* _What is expected_
Extract every line below that contains the word "symbol".

───── Data provided

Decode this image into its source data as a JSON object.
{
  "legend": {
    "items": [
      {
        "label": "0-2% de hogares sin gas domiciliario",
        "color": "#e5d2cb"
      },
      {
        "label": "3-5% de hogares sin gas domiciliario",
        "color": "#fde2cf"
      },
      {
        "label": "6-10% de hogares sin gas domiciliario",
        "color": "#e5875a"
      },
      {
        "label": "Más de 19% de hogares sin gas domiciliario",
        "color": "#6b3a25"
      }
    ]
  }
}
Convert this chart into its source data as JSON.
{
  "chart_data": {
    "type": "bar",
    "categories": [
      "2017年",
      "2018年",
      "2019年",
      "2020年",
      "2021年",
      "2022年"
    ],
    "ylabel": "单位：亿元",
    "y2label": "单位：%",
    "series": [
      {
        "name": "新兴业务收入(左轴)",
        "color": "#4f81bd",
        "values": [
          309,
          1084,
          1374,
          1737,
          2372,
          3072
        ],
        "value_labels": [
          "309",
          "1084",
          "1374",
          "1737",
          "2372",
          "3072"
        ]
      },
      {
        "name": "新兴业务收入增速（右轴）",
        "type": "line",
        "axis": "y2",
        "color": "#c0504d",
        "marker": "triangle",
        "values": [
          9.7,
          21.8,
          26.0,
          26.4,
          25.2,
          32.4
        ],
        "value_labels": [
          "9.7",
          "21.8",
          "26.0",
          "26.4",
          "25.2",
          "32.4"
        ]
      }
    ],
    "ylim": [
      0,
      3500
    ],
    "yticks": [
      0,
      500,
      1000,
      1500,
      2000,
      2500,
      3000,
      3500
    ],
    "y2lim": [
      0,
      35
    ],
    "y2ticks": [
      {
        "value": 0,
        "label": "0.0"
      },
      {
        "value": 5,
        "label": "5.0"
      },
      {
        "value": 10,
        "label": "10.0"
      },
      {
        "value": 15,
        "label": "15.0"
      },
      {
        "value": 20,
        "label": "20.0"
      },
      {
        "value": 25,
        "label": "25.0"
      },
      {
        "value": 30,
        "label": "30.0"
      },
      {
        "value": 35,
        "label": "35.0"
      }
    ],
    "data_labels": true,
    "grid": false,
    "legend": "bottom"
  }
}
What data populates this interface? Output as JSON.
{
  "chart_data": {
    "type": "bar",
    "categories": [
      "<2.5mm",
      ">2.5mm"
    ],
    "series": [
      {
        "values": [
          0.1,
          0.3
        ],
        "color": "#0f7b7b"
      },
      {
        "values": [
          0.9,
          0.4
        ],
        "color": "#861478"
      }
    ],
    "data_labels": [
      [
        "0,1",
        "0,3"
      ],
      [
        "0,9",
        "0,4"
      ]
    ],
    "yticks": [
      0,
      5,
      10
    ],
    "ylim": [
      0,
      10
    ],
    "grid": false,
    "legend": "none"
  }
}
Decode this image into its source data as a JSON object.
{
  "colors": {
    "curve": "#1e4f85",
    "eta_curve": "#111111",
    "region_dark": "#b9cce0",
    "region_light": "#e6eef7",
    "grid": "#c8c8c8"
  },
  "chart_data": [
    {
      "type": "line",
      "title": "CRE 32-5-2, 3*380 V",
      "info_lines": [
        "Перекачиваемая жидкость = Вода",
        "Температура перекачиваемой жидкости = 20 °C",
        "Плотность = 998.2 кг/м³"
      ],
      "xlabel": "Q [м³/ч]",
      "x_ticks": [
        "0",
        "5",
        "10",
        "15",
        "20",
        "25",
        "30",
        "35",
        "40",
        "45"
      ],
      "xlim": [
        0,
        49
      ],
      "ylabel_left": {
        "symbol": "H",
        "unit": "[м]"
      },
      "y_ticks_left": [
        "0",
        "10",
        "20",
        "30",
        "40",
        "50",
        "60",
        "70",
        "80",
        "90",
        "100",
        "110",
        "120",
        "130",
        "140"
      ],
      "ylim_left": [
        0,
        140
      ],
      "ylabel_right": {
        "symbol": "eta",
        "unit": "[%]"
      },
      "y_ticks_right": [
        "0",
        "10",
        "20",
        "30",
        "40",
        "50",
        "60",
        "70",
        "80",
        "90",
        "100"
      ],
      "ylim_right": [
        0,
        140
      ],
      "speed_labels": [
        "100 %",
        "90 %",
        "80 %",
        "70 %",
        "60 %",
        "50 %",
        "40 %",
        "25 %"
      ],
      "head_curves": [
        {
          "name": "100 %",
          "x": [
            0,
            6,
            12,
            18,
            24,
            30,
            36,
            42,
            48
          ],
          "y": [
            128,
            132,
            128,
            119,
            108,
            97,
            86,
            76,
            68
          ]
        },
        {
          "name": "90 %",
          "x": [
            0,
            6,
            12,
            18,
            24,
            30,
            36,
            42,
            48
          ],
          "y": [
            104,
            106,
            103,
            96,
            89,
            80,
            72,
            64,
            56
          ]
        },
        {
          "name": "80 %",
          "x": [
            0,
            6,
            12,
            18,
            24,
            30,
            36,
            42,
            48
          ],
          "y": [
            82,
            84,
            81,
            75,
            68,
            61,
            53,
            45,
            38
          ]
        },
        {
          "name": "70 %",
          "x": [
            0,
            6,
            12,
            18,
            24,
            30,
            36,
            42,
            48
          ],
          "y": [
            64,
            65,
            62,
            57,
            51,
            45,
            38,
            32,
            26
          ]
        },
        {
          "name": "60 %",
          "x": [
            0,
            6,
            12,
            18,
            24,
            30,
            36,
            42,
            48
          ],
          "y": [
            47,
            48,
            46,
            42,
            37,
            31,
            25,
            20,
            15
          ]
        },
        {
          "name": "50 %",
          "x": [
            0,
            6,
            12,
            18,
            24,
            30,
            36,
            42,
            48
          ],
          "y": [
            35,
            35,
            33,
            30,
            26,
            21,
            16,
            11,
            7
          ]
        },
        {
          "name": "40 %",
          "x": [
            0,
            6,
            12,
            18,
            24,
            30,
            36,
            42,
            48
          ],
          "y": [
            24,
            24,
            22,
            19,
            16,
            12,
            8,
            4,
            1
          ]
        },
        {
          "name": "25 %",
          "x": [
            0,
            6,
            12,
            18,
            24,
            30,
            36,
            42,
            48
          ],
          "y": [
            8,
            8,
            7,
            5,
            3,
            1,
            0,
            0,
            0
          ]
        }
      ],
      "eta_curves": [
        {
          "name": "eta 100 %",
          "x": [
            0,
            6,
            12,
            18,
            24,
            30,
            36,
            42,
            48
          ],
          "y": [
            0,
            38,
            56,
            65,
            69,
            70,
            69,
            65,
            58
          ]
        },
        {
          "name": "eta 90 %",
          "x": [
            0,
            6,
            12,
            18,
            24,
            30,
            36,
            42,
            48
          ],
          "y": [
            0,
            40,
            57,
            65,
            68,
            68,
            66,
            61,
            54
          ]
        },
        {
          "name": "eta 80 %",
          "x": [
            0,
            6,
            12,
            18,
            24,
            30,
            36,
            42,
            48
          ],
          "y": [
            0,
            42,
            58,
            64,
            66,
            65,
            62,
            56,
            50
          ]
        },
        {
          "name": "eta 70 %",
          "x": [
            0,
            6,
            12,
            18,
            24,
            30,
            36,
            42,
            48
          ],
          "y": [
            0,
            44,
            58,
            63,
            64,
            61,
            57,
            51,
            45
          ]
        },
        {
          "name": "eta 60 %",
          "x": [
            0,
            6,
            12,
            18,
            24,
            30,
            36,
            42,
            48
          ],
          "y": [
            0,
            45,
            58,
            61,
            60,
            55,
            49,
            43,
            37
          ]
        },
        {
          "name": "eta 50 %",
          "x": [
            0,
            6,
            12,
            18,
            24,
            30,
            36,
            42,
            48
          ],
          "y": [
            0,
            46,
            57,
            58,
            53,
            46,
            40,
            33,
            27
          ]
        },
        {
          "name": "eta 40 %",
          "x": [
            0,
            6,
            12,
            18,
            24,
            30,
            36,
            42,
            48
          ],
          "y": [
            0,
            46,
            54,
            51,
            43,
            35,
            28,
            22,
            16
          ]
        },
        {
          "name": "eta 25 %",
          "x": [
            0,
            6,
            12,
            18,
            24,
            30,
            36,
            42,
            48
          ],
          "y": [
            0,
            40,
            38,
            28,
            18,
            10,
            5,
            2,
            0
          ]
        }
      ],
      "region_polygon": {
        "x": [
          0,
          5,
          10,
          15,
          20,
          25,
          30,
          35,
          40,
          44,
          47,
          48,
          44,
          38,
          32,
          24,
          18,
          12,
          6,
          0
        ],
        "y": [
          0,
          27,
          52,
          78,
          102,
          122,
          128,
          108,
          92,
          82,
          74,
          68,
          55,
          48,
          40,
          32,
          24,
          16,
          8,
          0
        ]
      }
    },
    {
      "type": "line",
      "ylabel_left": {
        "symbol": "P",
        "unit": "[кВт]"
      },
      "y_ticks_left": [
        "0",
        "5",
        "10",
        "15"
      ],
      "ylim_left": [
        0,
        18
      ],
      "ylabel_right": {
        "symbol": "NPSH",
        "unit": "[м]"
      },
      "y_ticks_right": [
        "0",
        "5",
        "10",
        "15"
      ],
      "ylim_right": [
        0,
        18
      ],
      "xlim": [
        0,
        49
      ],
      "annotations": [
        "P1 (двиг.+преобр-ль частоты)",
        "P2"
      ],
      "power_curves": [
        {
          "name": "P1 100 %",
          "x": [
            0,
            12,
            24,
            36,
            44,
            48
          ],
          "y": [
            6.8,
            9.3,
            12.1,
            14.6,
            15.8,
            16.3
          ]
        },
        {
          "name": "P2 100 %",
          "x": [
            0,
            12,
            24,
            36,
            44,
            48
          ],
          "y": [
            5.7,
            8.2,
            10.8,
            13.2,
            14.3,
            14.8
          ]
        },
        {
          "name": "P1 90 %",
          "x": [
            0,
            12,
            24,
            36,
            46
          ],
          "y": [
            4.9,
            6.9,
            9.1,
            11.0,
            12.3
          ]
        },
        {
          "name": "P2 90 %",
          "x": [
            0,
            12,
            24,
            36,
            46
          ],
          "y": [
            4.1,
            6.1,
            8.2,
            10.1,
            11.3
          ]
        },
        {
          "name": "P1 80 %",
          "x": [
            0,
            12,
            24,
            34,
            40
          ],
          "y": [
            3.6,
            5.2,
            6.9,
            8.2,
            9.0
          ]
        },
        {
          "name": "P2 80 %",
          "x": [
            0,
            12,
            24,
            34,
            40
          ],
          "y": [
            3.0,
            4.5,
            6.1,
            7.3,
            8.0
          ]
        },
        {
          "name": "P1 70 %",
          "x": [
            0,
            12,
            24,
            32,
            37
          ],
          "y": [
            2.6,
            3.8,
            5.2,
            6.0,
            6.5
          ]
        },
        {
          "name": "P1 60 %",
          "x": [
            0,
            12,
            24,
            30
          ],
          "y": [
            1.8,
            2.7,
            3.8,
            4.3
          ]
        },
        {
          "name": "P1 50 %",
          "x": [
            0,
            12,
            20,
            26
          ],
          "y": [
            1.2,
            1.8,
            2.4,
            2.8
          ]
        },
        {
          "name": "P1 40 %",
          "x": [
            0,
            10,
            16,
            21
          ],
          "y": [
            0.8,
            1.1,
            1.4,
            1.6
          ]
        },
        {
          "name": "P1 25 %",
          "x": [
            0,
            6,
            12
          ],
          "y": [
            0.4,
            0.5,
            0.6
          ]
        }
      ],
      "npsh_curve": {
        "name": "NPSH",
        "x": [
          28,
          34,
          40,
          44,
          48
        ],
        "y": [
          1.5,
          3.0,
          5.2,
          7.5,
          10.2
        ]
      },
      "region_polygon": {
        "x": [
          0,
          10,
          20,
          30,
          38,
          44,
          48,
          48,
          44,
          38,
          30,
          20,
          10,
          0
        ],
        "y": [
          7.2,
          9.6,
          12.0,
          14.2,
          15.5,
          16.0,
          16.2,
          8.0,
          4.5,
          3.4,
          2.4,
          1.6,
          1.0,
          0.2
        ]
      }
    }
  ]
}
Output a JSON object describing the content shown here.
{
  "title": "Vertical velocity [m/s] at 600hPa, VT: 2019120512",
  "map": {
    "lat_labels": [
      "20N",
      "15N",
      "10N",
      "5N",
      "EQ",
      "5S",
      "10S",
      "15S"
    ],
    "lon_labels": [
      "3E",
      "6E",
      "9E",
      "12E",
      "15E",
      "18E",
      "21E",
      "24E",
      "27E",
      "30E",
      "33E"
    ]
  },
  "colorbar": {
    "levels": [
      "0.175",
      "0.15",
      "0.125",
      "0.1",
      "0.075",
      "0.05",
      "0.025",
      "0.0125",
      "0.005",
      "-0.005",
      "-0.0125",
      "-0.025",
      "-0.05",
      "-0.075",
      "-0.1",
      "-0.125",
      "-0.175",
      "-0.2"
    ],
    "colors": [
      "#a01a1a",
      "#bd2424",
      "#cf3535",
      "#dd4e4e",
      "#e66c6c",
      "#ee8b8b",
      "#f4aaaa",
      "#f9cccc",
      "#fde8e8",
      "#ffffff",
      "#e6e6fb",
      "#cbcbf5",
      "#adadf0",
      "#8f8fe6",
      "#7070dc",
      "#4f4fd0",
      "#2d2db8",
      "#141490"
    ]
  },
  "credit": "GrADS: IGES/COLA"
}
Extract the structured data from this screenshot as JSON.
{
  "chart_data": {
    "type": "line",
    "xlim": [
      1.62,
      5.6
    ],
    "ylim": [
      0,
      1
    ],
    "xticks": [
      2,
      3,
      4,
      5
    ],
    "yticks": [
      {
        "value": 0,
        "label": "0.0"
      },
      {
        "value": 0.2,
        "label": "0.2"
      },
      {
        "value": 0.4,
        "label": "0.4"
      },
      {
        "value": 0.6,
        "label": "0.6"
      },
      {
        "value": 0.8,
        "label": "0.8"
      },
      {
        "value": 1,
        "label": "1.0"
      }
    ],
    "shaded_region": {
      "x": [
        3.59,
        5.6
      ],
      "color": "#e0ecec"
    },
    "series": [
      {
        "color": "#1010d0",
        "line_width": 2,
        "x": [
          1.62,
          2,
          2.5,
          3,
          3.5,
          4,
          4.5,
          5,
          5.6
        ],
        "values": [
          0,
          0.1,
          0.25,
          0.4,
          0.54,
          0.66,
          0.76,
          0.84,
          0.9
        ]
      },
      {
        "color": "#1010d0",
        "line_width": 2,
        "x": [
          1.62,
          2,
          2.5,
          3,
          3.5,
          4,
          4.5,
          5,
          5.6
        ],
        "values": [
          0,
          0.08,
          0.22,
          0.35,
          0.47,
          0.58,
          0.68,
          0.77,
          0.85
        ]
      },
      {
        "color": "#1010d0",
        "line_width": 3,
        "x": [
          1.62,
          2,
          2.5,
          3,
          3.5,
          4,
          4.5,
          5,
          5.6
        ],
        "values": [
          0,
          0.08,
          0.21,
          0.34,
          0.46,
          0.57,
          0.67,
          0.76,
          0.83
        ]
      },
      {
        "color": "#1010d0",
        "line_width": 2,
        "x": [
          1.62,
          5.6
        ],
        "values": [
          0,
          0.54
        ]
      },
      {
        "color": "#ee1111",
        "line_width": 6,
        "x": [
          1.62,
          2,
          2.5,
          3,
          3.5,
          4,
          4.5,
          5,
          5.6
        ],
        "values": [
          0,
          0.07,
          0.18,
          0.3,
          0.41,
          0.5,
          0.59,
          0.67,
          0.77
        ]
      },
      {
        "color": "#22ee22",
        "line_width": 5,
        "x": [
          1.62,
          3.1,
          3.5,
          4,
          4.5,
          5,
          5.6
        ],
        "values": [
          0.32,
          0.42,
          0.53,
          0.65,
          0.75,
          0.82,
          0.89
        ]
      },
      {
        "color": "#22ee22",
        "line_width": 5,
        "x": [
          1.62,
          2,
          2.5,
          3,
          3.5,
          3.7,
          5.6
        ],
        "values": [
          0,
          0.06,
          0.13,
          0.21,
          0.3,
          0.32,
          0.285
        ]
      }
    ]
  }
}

──────────

* _Result for this exercise_
        "symbol": "H",
        "symbol": "eta",
        "symbol": "P",
        "symbol": "NPSH",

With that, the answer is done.